§ **STATED GOAL**
Find each line with the string "this" and report it.

§ **MATERIAL SHOWN**
⁂
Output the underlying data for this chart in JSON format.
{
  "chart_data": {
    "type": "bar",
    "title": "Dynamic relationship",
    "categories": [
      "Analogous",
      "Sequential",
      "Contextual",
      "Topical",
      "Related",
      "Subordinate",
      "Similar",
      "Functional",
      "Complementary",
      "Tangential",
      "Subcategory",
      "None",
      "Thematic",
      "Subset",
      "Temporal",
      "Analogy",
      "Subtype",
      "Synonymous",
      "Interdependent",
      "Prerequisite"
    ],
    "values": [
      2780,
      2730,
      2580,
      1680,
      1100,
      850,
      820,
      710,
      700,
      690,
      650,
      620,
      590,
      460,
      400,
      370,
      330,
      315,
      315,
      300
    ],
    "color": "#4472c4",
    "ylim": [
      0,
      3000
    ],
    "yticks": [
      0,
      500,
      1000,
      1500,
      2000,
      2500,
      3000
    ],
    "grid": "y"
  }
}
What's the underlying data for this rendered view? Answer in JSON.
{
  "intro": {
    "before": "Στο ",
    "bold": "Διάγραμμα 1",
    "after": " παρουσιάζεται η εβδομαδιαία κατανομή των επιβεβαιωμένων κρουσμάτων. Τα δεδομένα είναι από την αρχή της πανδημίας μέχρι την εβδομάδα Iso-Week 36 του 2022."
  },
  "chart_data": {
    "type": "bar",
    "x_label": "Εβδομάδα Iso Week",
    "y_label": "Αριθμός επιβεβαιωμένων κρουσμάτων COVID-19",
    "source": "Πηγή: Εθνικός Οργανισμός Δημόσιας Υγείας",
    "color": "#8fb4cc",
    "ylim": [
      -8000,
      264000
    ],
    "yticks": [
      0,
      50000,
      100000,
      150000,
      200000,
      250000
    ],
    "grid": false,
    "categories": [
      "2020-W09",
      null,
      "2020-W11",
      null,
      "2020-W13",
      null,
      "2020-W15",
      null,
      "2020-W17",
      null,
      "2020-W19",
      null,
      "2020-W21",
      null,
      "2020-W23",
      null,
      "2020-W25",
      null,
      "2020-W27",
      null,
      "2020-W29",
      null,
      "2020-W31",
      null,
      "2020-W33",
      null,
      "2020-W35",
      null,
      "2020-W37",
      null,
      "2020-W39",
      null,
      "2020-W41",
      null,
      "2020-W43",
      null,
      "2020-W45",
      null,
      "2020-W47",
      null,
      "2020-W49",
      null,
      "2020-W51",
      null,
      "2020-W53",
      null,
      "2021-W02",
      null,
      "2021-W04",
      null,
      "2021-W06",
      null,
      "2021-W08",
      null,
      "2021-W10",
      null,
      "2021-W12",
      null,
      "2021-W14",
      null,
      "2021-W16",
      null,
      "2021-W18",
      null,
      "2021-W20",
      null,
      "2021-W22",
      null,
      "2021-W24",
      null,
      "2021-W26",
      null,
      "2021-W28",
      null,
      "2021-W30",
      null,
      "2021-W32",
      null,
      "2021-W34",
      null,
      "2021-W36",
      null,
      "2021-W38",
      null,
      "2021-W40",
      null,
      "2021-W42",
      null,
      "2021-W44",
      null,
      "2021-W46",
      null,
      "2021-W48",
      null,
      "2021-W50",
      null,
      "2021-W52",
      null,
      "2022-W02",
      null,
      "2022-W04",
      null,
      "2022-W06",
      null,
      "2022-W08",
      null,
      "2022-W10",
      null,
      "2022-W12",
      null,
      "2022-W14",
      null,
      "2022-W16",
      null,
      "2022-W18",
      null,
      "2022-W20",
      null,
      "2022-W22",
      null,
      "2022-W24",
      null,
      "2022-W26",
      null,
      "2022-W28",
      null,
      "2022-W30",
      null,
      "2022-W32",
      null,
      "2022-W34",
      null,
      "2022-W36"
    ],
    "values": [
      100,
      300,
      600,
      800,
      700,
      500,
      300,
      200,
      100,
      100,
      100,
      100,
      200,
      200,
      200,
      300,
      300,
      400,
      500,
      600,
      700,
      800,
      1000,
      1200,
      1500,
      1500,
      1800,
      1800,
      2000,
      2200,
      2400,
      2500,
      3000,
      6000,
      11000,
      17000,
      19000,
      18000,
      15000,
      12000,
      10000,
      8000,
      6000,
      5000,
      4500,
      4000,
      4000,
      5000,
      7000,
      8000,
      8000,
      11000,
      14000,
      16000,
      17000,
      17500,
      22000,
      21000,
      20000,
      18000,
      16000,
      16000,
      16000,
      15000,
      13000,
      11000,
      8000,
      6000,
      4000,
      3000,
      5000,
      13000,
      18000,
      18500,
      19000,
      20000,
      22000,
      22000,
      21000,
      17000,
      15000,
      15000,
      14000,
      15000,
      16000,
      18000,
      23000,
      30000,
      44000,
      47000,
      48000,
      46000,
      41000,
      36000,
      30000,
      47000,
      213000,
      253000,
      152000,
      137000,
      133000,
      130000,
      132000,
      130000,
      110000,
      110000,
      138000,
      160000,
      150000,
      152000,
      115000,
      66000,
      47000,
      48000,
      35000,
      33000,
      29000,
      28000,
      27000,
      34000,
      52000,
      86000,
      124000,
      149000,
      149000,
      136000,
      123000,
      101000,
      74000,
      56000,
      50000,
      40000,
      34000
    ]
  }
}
⁂
§ **ANSWER**
Output the underlying data for this chart in JSON format.
What's the underlying data for this rendered view? Answer in JSON.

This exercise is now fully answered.